-- start of SUPPLIED MATERIAL --

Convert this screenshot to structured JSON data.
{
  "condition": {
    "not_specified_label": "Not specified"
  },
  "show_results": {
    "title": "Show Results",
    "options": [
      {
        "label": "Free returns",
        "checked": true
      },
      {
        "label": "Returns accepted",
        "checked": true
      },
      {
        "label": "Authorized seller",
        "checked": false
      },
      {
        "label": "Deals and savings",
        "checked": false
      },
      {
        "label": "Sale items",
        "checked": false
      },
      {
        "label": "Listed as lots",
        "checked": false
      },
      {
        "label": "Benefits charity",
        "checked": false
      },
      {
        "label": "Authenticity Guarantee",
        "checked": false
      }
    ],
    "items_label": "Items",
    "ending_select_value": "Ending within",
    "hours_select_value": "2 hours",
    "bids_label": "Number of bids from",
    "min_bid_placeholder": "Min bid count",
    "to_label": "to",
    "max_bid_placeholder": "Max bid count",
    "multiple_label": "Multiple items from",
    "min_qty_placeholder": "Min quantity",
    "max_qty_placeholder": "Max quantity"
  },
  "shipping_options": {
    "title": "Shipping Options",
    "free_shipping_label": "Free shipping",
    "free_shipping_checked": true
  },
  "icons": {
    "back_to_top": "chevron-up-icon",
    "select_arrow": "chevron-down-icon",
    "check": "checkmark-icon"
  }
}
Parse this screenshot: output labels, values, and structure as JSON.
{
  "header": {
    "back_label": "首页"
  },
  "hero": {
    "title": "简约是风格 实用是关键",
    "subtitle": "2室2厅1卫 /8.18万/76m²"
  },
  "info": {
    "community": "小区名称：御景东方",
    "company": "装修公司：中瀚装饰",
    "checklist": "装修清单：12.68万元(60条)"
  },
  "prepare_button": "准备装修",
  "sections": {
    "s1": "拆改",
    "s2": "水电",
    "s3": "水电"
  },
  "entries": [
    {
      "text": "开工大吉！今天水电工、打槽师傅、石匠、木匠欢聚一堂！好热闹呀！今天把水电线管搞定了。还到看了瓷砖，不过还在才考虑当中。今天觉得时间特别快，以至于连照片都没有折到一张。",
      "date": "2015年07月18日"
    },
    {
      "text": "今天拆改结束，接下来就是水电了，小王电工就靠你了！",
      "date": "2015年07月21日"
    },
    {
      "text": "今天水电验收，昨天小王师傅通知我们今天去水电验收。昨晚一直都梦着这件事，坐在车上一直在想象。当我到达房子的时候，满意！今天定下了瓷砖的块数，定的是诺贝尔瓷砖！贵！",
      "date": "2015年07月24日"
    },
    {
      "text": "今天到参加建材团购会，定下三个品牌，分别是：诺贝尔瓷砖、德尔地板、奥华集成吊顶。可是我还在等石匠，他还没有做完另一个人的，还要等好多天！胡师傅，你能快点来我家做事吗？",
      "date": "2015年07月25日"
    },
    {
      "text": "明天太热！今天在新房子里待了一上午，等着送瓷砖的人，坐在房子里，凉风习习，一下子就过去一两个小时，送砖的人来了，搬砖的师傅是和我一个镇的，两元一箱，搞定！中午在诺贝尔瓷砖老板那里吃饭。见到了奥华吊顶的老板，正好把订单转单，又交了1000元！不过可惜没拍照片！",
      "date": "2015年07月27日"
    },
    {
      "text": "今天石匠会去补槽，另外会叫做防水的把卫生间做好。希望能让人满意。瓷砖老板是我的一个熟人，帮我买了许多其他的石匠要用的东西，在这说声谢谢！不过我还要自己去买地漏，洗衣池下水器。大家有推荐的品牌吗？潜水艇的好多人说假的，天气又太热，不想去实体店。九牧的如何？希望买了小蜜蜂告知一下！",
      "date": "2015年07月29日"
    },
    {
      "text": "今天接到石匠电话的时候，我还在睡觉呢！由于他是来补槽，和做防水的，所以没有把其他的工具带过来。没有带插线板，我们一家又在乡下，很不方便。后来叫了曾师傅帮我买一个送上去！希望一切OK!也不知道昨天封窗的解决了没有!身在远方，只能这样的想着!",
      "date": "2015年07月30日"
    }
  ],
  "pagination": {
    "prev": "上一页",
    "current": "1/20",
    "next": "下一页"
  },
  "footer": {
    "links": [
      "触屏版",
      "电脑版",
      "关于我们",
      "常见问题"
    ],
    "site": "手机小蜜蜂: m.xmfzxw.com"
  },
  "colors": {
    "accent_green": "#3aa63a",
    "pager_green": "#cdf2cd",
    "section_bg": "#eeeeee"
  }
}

-- end of SUPPLIED MATERIAL --

Take the records above and return them exactly as written.

TASK SOLUTION:
Convert this screenshot to structured JSON data.
{
  "condition": {
    "not_specified_label": "Not specified"
  },
  "show_results": {
    "title": "Show Results",
    "options": [
      {
        "label": "Free returns",
        "checked": true
      },
      {
        "label": "Returns accepted",
        "checked": true
      },
      {
        "label": "Authorized seller",
        "checked": false
      },
      {
        "label": "Deals and savings",
        "checked": false
      },
      {
        "label": "Sale items",
        "checked": false
      },
      {
        "label": "Listed as lots",
        "checked": false
      },
      {
        "label": "Benefits charity",
        "checked": false
      },
      {
        "label": "Authenticity Guarantee",
        "checked": false
      }
    ],
    "items_label": "Items",
    "ending_select_value": "Ending within",
    "hours_select_value": "2 hours",
    "bids_label": "Number of bids from",
    "min_bid_placeholder": "Min bid count",
    "to_label": "to",
    "max_bid_placeholder": "Max bid count",
    "multiple_label": "Multiple items from",
    "min_qty_placeholder": "Min quantity",
    "max_qty_placeholder": "Max quantity"
  },
  "shipping_options": {
    "title": "Shipping Options",
    "free_shipping_label": "Free shipping",
    "free_shipping_checked": true
  },
  "icons": {
    "back_to_top": "chevron-up-icon",
    "select_arrow": "chevron-down-icon",
    "check": "checkmark-icon"
  }
}
Parse this screenshot: output labels, values, and structure as JSON.
{
  "header": {
    "back_label": "首页"
  },
  "hero": {
    "title": "简约是风格 实用是关键",
    "subtitle": "2室2厅1卫 /8.18万/76m²"
  },
  "info": {
    "community": "小区名称：御景东方",
    "company": "装修公司：中瀚装饰",
    "checklist": "装修清单：12.68万元(60条)"
  },
  "prepare_button": "准备装修",
  "sections": {
    "s1": "拆改",
    "s2": "水电",
    "s3": "水电"
  },
  "entries": [
    {
      "text": "开工大吉！今天水电工、打槽师傅、石匠、木匠欢聚一堂！好热闹呀！今天把水电线管搞定了。还到看了瓷砖，不过还在才考虑当中。今天觉得时间特别快，以至于连照片都没有折到一张。",
      "date": "2015年07月18日"
    },
    {
      "text": "今天拆改结束，接下来就是水电了，小王电工就靠你了！",
      "date": "2015年07月21日"
    },
    {
      "text": "今天水电验收，昨天小王师傅通知我们今天去水电验收。昨晚一直都梦着这件事，坐在车上一直在想象。当我到达房子的时候，满意！今天定下了瓷砖的块数，定的是诺贝尔瓷砖！贵！",
      "date": "2015年07月24日"
    },
    {
      "text": "今天到参加建材团购会，定下三个品牌，分别是：诺贝尔瓷砖、德尔地板、奥华集成吊顶。可是我还在等石匠，他还没有做完另一个人的，还要等好多天！胡师傅，你能快点来我家做事吗？",
      "date": "2015年07月25日"
    },
    {
      "text": "明天太热！今天在新房子里待了一上午，等着送瓷砖的人，坐在房子里，凉风习习，一下子就过去一两个小时，送砖的人来了，搬砖的师傅是和我一个镇的，两元一箱，搞定！中午在诺贝尔瓷砖老板那里吃饭。见到了奥华吊顶的老板，正好把订单转单，又交了1000元！不过可惜没拍照片！",
      "date": "2015年07月27日"
    },
    {
      "text": "今天石匠会去补槽，另外会叫做防水的把卫生间做好。希望能让人满意。瓷砖老板是我的一个熟人，帮我买了许多其他的石匠要用的东西，在这说声谢谢！不过我还要自己去买地漏，洗衣池下水器。大家有推荐的品牌吗？潜水艇的好多人说假的，天气又太热，不想去实体店。九牧的如何？希望买了小蜜蜂告知一下！",
      "date": "2015年07月29日"
    },
    {
      "text": "今天接到石匠电话的时候，我还在睡觉呢！由于他是来补槽，和做防水的，所以没有把其他的工具带过来。没有带插线板，我们一家又在乡下，很不方便。后来叫了曾师傅帮我买一个送上去！希望一切OK!也不知道昨天封窗的解决了没有!身在远方，只能这样的想着!",
      "date": "2015年07月30日"
    }
  ],
  "pagination": {
    "prev": "上一页",
    "current": "1/20",
    "next": "下一页"
  },
  "footer": {
    "links": [
      "触屏版",
      "电脑版",
      "关于我们",
      "常见问题"
    ],
    "site": "手机小蜜蜂: m.xmfzxw.com"
  },
  "colors": {
    "accent_green": "#3aa63a",
    "pager_green": "#cdf2cd",
    "section_bg": "#eeeeee"
  }
}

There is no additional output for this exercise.